§ **Description of the task**: Pick out each line with the word "玛娜希斯回响兑换码在哪" from the material that follows.

§ **Raw data**:
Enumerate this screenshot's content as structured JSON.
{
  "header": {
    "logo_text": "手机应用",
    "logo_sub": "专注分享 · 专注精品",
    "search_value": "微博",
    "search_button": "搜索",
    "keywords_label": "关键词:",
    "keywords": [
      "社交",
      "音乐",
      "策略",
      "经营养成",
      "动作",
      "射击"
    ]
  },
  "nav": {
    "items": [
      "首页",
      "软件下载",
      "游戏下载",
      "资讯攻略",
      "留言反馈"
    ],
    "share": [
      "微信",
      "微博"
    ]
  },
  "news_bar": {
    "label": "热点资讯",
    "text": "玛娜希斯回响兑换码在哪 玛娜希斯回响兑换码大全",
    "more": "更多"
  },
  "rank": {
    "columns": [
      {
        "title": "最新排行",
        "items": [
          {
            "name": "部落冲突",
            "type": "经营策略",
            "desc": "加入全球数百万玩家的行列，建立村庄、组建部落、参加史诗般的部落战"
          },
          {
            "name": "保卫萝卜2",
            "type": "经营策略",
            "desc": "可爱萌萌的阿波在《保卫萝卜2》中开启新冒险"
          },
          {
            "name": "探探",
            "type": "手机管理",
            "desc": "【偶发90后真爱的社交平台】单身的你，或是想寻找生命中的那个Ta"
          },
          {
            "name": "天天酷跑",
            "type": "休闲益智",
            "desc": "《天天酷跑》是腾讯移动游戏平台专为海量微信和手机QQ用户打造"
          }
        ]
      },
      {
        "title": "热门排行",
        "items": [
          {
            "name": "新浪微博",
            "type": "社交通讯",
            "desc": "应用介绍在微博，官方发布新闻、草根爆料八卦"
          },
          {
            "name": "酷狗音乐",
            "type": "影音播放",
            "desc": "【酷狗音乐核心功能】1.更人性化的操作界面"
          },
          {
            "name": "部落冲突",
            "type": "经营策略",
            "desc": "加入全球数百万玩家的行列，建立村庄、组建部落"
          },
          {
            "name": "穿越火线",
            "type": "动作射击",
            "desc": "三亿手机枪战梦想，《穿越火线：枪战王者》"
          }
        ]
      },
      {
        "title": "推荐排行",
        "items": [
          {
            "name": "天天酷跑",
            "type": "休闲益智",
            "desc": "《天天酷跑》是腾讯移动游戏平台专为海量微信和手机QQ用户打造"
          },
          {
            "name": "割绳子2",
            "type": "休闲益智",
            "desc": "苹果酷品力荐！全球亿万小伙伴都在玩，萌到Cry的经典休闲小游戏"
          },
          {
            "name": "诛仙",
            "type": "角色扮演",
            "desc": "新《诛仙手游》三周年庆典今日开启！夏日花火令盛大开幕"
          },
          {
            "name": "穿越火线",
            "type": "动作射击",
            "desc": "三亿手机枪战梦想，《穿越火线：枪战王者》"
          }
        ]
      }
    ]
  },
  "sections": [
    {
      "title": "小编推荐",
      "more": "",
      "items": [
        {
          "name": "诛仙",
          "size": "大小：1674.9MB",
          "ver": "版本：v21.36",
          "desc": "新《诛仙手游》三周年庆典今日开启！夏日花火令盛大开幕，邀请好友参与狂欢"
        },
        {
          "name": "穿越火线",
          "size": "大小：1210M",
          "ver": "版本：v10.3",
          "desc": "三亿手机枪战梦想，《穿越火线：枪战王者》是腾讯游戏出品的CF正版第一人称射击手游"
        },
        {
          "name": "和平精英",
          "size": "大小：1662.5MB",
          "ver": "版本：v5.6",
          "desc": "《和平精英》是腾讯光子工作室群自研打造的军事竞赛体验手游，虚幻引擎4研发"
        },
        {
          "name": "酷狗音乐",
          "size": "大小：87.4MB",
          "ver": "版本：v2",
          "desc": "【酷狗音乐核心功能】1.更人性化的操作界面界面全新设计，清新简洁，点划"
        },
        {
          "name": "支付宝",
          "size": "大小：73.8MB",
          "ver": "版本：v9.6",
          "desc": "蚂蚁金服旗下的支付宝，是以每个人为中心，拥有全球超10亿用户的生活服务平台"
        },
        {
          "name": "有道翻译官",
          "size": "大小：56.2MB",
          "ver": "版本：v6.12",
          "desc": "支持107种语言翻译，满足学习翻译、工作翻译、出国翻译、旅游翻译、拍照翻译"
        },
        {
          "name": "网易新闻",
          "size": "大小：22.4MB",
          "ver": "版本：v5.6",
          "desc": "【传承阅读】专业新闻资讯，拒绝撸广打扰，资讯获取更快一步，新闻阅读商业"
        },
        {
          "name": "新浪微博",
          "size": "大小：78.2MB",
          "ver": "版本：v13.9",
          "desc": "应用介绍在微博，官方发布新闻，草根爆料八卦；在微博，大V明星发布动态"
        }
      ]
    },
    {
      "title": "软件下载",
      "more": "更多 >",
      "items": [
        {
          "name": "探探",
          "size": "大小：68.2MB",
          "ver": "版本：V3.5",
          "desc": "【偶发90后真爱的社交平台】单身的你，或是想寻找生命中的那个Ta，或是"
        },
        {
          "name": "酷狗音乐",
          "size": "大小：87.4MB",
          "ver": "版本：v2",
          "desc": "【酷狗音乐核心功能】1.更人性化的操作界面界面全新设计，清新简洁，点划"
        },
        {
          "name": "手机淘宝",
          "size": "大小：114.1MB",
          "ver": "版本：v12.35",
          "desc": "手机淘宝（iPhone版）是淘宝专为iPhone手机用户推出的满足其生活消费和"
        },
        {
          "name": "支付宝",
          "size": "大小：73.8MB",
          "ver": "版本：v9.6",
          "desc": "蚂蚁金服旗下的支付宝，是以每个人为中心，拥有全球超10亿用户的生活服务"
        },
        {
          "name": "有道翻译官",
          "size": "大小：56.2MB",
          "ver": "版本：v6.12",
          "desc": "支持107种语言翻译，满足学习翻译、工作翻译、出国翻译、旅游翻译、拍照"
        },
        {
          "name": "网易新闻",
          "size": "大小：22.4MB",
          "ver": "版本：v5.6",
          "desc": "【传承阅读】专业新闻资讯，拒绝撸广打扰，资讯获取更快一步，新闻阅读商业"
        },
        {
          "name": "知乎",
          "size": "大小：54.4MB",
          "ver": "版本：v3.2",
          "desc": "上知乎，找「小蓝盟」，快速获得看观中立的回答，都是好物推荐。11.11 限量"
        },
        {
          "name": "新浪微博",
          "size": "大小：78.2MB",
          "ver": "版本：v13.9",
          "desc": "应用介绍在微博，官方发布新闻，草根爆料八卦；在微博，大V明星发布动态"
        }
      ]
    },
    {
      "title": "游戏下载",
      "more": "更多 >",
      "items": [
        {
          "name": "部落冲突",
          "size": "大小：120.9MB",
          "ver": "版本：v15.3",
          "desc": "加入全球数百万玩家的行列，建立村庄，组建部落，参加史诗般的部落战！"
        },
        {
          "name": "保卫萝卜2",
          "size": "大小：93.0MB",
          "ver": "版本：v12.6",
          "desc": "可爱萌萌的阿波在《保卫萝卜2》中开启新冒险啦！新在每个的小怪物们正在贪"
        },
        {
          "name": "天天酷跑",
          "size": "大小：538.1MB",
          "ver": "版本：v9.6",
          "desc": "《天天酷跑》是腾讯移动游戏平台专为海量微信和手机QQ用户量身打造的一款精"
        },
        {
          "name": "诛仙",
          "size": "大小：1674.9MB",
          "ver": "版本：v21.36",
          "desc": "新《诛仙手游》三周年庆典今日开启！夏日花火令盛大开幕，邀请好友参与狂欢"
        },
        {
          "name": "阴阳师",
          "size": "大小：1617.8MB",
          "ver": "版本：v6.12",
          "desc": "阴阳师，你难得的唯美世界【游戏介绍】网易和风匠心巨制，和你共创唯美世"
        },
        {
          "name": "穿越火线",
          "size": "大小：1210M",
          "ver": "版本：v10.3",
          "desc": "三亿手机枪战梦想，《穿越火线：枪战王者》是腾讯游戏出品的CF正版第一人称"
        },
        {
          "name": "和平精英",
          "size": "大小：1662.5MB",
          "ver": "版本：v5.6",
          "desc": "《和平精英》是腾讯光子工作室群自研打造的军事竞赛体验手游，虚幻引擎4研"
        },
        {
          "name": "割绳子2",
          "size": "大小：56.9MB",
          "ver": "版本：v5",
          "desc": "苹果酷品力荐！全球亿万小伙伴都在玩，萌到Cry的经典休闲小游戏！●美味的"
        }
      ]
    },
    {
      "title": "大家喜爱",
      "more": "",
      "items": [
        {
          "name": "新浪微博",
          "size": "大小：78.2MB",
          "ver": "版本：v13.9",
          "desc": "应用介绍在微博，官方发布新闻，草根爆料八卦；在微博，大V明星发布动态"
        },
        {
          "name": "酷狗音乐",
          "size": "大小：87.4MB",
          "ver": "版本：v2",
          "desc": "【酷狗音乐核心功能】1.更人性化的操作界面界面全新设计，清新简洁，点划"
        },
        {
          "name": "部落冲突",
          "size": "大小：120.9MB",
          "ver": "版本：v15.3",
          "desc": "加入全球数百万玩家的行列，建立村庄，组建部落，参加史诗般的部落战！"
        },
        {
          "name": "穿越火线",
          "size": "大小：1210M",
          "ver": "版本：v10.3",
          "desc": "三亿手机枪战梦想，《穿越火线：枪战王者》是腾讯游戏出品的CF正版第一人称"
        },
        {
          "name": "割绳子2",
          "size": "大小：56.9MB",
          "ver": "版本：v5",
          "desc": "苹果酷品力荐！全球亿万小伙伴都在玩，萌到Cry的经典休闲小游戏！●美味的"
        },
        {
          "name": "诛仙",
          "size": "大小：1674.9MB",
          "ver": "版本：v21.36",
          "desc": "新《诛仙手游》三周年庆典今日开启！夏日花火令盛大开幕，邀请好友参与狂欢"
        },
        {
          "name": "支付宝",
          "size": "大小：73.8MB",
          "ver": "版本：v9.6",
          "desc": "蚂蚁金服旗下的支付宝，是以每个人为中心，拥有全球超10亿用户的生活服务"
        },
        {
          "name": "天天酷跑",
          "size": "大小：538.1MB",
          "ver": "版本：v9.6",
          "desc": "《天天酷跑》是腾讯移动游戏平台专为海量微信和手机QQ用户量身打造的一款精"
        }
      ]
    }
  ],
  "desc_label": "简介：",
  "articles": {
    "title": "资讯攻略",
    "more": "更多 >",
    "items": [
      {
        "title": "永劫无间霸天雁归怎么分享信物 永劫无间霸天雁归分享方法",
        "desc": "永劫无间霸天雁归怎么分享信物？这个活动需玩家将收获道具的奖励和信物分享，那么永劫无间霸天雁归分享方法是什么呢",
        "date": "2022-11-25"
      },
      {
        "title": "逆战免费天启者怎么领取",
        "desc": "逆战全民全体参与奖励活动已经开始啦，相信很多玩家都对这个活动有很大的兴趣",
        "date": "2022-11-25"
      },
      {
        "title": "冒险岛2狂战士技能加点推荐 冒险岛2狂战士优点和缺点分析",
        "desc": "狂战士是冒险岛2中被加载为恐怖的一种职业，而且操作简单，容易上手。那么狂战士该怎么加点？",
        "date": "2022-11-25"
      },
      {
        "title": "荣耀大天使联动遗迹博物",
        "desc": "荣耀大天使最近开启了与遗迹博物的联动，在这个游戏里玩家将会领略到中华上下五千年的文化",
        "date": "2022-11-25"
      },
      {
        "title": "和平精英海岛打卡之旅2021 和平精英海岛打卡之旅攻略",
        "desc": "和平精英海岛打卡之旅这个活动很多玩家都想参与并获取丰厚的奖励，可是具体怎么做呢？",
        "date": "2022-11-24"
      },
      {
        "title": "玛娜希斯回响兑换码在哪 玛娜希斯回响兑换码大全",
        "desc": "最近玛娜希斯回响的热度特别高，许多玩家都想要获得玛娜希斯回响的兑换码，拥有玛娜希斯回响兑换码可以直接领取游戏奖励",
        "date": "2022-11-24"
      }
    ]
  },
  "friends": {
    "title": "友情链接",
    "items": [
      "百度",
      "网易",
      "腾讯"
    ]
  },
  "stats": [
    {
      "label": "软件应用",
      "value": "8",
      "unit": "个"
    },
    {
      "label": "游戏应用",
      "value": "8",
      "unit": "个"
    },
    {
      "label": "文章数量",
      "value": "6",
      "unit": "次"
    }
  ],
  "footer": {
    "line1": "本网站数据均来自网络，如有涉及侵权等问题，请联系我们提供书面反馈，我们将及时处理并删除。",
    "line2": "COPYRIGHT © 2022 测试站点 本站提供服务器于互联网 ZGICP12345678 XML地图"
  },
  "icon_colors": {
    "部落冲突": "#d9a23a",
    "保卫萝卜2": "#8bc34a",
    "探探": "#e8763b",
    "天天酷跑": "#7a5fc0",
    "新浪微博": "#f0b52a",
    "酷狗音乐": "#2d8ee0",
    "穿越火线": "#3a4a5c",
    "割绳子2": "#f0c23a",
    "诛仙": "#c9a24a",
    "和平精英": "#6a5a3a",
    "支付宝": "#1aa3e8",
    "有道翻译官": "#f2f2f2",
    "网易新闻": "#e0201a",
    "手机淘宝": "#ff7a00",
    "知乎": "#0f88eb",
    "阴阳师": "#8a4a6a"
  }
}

§ **Task output**:
    "text": "玛娜希斯回响兑换码在哪 玛娜希斯回响兑换码大全",
        "title": "玛娜希斯回响兑换码在哪 玛娜希斯回响兑换码大全",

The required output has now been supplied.